**COMPLETE THE FOLLOWING:**
(1) Decide whether each statement agrees with the essay on government intervention. Answer yes or no, and quote the deciding words of the essay. (a) The Mises.org poster called for more government intervention to fix the ethanol problem. (b) The essay states that the American government was built to be a wise mentor. (c) The essay holds that the people of the United States are the controllers of government.
(2) Write the next part of the essay on government intervention, picking up after its final sentence.
-- BEGIN DOCUMENT SECTION --
I recently read a posting on Mises.org that bemoaned the evils of government intervention in the production and distribution of ethanol from corn. Ironically, the poster proceeded to advocate MORE government intervention to “fix” the problem. Will we ever learn?

One of the many oddities of American society, and one which goes back well before the War between the States, is that Americans seem all too often to regard government, at all levels, as selfless and benevolent. Indeed, for some people, government IS god; for others it is divinely inspired and endorsed. It is not uncommon to have government compared to Robin Hood, Santa Claus, and Johnny Appleseed all in one. We, as a nation, view government as savior, problem-solver, nanny, playground monitor, and a wealthy (if eccentric) aunt with one foot in the bucket, ready to shower us with an unexpected inheritance.

As a result, we as a people, believe that government intervention in every aspect of life, public or private, is normal, required, and (at least usually) a good thing.

Even many of those who are most opposed to government’s mistakes and attitude all too often seem to believe that if the “right judges” or the “right legislators” or the “right administrators” are elected or appointed, or if the “right” decisions are made by courts (based on the presentation of the “right” arguments), then government will become good. Looked at in another way, too many of us view government as a good thing turned evil, like Anakin Skywalker’s change into Darth Vader. So even if government intervention is (sometimes) a bad thing, we can fix government so that its intervention is always a good thing.

However, history and logic show otherwise. Government, not even the American government - either of the Confederation or the Constitution - was not built to be a substitute parent, a loving caregiver, or a wise mentor. Attempts to portray it as something of this sort are either naïve or malicious; attempts to convert it to such are doomed. Government is force, its mechanisms are designed to apply that force as desired by those who control it.

Its essence is disguised in order to make it more palatable. Today we speak of the “consent of the governed” the way people once spoke of the “divine right of kings.” Those who control the force which is government once claimed either to be divine themselves (such as Assyria, Egypt, early Roman Imperium) or to be divinely appointed (such as medieval kings and Chinese emperors). Since 1776, the powers that be claim to be “of, by, and for the people,” who are, of course divinely empowered to govern (“Vox Populi, Vox Dei” and “Under God the People Rule”). Thus, rituals to show divinity or divine favor are replaced by rituals to demonstrate popular support: demagogic appeals for support and votes (with other mechanisms to support and if necessary replace that should the appeals fail) are today’s replacement for drawing swords from stones and mythic genealogies and priestly proclamations and magic tricks. Obviously, force that would otherwise be immoral IS moral if employed by governments which are specifically directed by God to use that force. Intervention by government, on any scale, for any goal, is thereby legitimized.

But who does control government? We are a “democracy,” we are told, and the people (empowered by God) rule. But facts show that concept is as mythical as the old ones of inherent divinity or divine right. And even if the people really did rule, what do we have? “Self interest” imposed from the outside is anything BUT self-interest, common interests cannot be imposed on a free people without taking away their freedom. For a truly free people, common interests develop out of shared but individual self-interest. Thus, democracy is really a farce, and government is controlled not by the people as a whole but rather by those who control the people, either directly or indirectly. The “people of the United States” are a mechanism of control and NOT the controllers.

It is clear that force and demagogy combined can not counterfeit any concern for the personal interests of the average person, or indeed for anyone but those who control government. Yet we insist, as a people, that we are served better by this government making literally thousands of decisions for us, and pretend that it is in our own self-interest to do so!
-- END DOCUMENT SECTION --
-- BEGIN DATASET EXTRACT --
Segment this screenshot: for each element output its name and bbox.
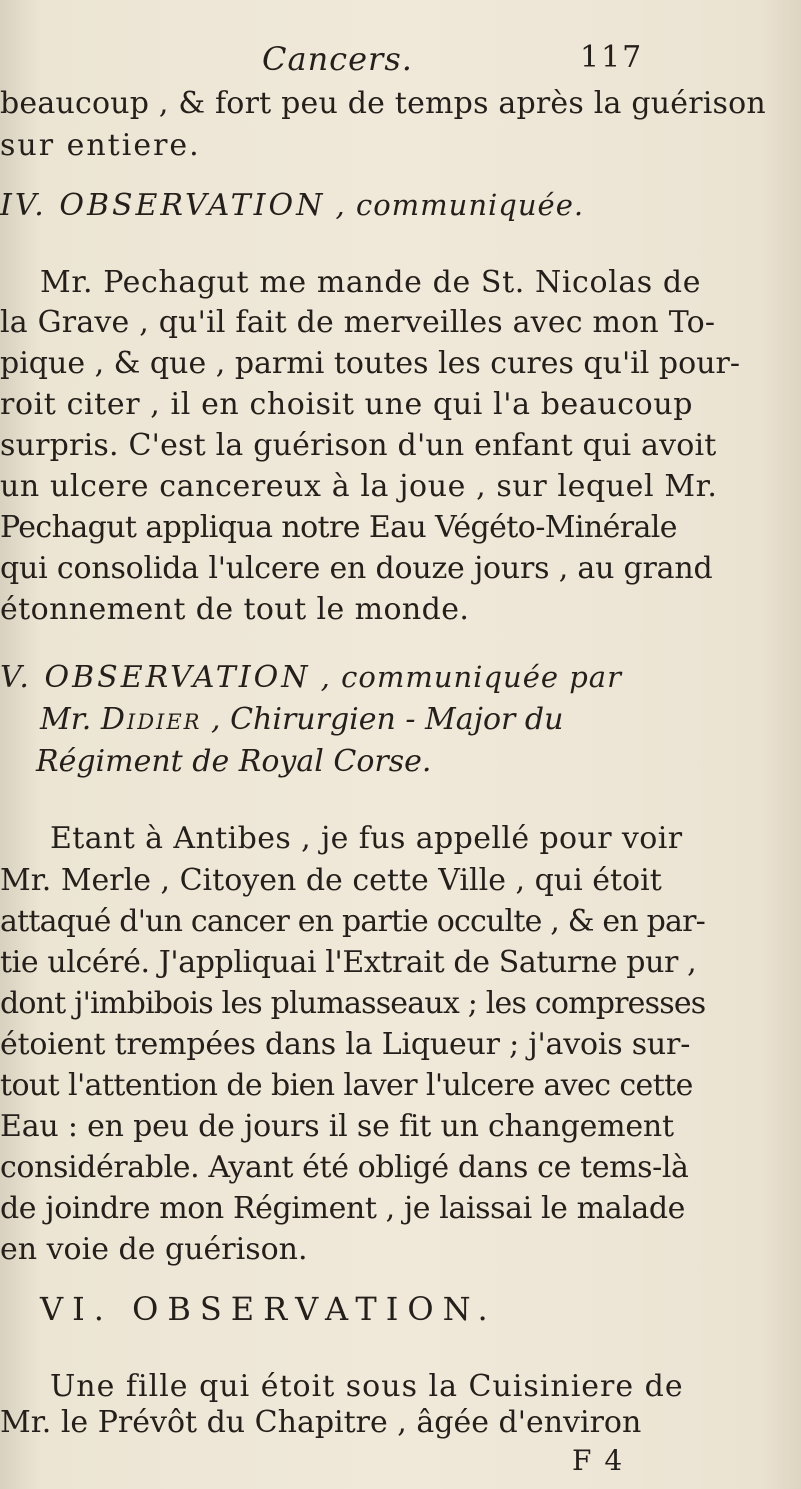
-- END DATASET EXTRACT --
**TASK-BY-TASK RESULTS:**
(1)
(a) Yes: "the poster proceeded to advocate MORE government intervention to “fix” the problem."
(b) No: "was not built to be a substitute parent, a loving caregiver, or a wise mentor."
(c) No: "The “people of the United States” are a mechanism of control and NOT the controllers."

(2)
Free people do not necessarily understand what is in their best individual self-interest, but we have (or had) many people to turn to for advice and guidance: older family members, church leaders, educators, community “elders” and other experts. It was our choice to whom we listened. To a large degree, it was in the best interest of these various people to do and recommend things that were in the best interests of those who consulted them, and they were in competition with each other to serve those who sought them out.

Today, perhaps more than at any other time since ancient Egypt or the era of the early “right-minded” Caliphs, these various sources have been co-opted or actually submerged into the apparatus of a multifaceted and nigh omnipresent government. Those who consult them (or any other element of government) are naïve indeed to believe that the advice they receive is going to be in the interest of anyone but the people who control that government.

So it is foolish indeed to believe that any of us will fare better if we trade our own decisions, based on our self-interests, for decisions made by the minions of a demagogic and coercive system controlled by and operated for the benefit of others.

Of course, there are those (indeed, most Americans) who believe that the “others” are the whole “people of the United States,” as we’ve discussed above. Let us, for now, ignore the point already made, that the people are really not in control. Perhaps “we the people” CAN get control, somehow. Are we now able to say that government intervention is in our own self-interest (or at least not AGAINST our self-interests)?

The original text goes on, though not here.